Task material:
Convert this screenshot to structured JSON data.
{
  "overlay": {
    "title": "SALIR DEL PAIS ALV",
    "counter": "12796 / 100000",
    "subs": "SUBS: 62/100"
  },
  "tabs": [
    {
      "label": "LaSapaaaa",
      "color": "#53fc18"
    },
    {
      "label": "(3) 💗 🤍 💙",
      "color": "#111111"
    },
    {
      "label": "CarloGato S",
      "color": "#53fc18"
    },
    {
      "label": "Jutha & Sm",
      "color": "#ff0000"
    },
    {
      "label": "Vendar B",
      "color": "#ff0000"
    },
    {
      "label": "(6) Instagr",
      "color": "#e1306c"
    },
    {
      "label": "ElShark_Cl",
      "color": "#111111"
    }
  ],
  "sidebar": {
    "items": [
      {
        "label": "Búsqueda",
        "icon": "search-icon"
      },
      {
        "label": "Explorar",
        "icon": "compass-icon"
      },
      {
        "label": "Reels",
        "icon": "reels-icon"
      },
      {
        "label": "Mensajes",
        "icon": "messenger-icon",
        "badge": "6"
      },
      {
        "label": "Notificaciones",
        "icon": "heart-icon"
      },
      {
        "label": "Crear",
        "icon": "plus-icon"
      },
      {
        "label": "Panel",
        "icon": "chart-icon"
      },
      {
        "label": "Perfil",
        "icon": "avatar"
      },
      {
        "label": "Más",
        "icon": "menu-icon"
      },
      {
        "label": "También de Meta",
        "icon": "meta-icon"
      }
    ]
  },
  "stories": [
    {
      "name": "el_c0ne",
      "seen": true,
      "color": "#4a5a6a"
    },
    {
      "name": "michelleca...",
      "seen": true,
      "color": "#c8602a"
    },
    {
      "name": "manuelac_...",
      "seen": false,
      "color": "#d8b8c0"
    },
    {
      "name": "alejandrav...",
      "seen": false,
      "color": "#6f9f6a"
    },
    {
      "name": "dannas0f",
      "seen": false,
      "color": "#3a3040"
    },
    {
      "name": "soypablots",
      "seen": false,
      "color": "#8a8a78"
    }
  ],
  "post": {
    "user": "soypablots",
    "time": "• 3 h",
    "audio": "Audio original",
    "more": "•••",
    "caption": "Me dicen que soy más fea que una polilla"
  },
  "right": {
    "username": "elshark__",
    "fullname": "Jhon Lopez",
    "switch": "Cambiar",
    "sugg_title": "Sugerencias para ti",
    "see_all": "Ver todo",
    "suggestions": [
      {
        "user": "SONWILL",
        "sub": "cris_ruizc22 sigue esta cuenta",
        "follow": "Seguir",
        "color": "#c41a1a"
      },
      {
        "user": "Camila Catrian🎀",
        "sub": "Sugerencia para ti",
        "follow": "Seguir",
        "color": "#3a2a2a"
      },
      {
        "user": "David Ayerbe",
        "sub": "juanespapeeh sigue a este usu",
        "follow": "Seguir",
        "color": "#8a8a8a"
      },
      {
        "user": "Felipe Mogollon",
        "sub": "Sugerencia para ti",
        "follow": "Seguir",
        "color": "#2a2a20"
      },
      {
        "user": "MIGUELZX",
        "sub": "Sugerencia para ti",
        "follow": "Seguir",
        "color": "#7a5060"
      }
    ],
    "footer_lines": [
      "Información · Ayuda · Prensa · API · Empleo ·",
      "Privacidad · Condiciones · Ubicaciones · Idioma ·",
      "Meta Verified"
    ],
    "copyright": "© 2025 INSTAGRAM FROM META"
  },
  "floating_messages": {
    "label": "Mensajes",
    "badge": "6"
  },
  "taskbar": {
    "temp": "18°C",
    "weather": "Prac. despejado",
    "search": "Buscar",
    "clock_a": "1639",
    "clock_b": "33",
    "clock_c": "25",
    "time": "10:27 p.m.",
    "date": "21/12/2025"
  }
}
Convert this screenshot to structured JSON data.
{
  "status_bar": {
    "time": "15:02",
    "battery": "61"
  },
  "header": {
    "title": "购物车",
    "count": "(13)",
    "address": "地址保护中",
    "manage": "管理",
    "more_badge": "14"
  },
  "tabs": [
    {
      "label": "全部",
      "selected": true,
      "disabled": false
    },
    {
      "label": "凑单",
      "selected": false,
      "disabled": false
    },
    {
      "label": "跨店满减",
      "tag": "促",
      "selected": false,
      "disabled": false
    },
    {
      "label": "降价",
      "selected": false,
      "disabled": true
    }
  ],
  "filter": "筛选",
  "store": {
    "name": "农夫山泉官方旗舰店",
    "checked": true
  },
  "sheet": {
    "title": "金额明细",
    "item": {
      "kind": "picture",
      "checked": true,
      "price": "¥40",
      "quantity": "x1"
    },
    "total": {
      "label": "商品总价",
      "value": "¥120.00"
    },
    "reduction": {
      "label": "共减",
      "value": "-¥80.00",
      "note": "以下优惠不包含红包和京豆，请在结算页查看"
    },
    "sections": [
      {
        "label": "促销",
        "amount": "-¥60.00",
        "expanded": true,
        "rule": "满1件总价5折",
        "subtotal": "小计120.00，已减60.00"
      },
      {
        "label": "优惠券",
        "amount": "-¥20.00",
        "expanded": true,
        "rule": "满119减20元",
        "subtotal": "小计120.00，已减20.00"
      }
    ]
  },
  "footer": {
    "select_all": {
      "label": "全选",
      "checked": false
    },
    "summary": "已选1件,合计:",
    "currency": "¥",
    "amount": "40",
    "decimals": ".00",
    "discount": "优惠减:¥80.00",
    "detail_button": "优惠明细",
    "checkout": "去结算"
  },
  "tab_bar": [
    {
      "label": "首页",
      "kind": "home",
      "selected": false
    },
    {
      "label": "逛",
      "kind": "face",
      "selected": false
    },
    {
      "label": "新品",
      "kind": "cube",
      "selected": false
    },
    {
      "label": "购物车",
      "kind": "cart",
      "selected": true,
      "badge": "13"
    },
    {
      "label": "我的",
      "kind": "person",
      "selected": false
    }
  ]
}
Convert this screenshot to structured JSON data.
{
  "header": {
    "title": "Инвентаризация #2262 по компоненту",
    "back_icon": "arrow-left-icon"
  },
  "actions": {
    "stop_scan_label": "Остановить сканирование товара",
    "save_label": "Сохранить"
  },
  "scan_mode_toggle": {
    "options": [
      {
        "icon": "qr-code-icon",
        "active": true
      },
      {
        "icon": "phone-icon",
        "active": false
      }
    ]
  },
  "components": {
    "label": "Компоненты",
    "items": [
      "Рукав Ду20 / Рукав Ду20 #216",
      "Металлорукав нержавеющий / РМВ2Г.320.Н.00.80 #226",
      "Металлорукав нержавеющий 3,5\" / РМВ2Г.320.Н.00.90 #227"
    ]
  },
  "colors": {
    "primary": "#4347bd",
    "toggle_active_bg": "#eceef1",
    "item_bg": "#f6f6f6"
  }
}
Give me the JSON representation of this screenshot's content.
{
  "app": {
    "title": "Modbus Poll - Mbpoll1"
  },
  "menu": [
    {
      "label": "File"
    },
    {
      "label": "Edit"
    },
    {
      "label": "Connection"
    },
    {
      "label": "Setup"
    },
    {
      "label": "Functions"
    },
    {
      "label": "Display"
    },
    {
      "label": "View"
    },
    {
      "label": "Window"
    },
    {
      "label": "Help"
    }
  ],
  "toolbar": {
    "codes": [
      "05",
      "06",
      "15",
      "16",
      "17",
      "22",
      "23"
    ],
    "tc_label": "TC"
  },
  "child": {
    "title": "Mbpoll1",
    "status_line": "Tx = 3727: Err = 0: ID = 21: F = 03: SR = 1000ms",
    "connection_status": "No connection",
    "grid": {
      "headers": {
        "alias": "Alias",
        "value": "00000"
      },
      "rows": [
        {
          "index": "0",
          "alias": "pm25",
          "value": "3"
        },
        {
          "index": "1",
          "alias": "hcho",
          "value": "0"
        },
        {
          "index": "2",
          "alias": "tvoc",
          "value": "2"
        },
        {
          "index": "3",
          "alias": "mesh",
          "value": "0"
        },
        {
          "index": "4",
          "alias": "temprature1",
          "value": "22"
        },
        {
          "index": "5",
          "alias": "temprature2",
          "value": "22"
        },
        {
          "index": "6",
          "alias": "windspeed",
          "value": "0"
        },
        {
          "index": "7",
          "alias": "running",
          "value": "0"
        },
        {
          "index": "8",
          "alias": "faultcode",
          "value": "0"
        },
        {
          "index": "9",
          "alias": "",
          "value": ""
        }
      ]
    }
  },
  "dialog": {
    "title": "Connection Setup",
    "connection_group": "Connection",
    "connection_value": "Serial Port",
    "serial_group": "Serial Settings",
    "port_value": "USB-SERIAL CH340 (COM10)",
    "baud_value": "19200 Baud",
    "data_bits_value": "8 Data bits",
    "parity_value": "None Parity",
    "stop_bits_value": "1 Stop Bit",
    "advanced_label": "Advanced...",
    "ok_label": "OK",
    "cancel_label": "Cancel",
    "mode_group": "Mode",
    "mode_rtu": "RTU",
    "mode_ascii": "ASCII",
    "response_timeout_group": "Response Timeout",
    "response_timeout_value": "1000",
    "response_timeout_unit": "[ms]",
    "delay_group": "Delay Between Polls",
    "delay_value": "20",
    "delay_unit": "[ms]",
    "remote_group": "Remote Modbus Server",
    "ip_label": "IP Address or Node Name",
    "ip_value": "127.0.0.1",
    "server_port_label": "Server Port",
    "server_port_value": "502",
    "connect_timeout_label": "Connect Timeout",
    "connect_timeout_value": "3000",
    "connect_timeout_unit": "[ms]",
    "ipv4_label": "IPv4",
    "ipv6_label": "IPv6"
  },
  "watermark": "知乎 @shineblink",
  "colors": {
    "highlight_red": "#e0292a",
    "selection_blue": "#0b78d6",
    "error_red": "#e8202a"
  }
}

Request: Where a line in the entries holds the word "alias", copy that line.

Written answer:
        "alias": "Alias",
          "alias": "pm25",
          "alias": "hcho",
          "alias": "tvoc",
          "alias": "mesh",
          "alias": "temprature1",
          "alias": "temprature2",
          "alias": "windspeed",
          "alias": "running",
          "alias": "faultcode",
          "alias": "",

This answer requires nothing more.